═══ EXERCISE INPUT ═══

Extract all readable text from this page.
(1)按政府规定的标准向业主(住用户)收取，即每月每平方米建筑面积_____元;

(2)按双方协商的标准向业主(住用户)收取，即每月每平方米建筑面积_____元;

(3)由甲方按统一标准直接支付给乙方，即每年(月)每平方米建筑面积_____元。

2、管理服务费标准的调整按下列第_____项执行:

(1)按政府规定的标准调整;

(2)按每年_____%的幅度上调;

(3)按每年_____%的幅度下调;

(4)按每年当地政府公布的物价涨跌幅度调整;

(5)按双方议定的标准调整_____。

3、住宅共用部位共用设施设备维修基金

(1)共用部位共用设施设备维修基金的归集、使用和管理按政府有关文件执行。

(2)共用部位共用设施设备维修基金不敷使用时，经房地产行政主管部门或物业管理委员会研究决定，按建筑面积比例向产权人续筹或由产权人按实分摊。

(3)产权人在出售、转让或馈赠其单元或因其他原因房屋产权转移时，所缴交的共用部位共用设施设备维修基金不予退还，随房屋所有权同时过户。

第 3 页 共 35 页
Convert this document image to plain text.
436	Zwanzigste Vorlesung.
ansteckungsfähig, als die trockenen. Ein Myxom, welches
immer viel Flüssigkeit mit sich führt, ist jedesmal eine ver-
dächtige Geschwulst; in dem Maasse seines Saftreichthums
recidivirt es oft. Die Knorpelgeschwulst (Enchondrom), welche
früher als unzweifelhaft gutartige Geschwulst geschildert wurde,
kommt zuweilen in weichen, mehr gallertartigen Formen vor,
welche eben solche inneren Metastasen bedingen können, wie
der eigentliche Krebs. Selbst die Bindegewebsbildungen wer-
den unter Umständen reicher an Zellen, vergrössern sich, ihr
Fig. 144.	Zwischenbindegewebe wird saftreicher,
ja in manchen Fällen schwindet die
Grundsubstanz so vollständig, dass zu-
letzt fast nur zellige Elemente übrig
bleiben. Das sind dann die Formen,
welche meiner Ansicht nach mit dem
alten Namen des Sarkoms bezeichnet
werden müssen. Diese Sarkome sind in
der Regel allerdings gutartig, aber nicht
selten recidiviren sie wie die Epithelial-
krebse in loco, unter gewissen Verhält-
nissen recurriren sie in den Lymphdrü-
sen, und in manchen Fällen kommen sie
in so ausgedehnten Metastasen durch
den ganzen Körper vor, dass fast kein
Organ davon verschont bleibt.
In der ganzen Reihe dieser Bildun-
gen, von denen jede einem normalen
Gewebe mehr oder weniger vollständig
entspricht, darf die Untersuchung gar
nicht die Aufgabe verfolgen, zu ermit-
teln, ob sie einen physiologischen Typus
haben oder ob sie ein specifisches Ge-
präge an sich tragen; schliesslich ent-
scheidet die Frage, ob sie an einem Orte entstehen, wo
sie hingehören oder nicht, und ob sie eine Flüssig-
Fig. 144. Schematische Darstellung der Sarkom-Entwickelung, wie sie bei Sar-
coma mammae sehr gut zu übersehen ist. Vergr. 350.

═══

:: DESCRIPTION OF THE TASK ::
All of the entries must be quoted exactly; please include each one.

:: EXERCISE RESULT ::
Extract all readable text from this page.
(1)按政府规定的标准向业主(住用户)收取，即每月每平方米建筑面积_____元;

(2)按双方协商的标准向业主(住用户)收取，即每月每平方米建筑面积_____元;

(3)由甲方按统一标准直接支付给乙方，即每年(月)每平方米建筑面积_____元。

2、管理服务费标准的调整按下列第_____项执行:

(1)按政府规定的标准调整;

(2)按每年_____%的幅度上调;

(3)按每年_____%的幅度下调;

(4)按每年当地政府公布的物价涨跌幅度调整;

(5)按双方议定的标准调整_____。

3、住宅共用部位共用设施设备维修基金

(1)共用部位共用设施设备维修基金的归集、使用和管理按政府有关文件执行。

(2)共用部位共用设施设备维修基金不敷使用时，经房地产行政主管部门或物业管理委员会研究决定，按建筑面积比例向产权人续筹或由产权人按实分摊。

(3)产权人在出售、转让或馈赠其单元或因其他原因房屋产权转移时，所缴交的共用部位共用设施设备维修基金不予退还，随房屋所有权同时过户。

第 3 页 共 35 页
Convert this document image to plain text.
436	Zwanzigste Vorlesung.
ansteckungsfähig, als die trockenen. Ein Myxom, welches
immer viel Flüssigkeit mit sich führt, ist jedesmal eine ver-
dächtige Geschwulst; in dem Maasse seines Saftreichthums
recidivirt es oft. Die Knorpelgeschwulst (Enchondrom), welche
früher als unzweifelhaft gutartige Geschwulst geschildert wurde,
kommt zuweilen in weichen, mehr gallertartigen Formen vor,
welche eben solche inneren Metastasen bedingen können, wie
der eigentliche Krebs. Selbst die Bindegewebsbildungen wer-
den unter Umständen reicher an Zellen, vergrössern sich, ihr
Fig. 144.	Zwischenbindegewebe wird saftreicher,
ja in manchen Fällen schwindet die
Grundsubstanz so vollständig, dass zu-
letzt fast nur zellige Elemente übrig
bleiben. Das sind dann die Formen,
welche meiner Ansicht nach mit dem
alten Namen des Sarkoms bezeichnet
werden müssen. Diese Sarkome sind in
der Regel allerdings gutartig, aber nicht
selten recidiviren sie wie die Epithelial-
krebse in loco, unter gewissen Verhält-
nissen recurriren sie in den Lymphdrü-
sen, und in manchen Fällen kommen sie
in so ausgedehnten Metastasen durch
den ganzen Körper vor, dass fast kein
Organ davon verschont bleibt.
In der ganzen Reihe dieser Bildun-
gen, von denen jede einem normalen
Gewebe mehr oder weniger vollständig
entspricht, darf die Untersuchung gar
nicht die Aufgabe verfolgen, zu ermit-
teln, ob sie einen physiologischen Typus
haben oder ob sie ein specifisches Ge-
präge an sich tragen; schliesslich ent-
scheidet die Frage, ob sie an einem Orte entstehen, wo
sie hingehören oder nicht, und ob sie eine Flüssig-
Fig. 144. Schematische Darstellung der Sarkom-Entwickelung, wie sie bei Sar-
coma mammae sehr gut zu übersehen ist. Vergr. 350.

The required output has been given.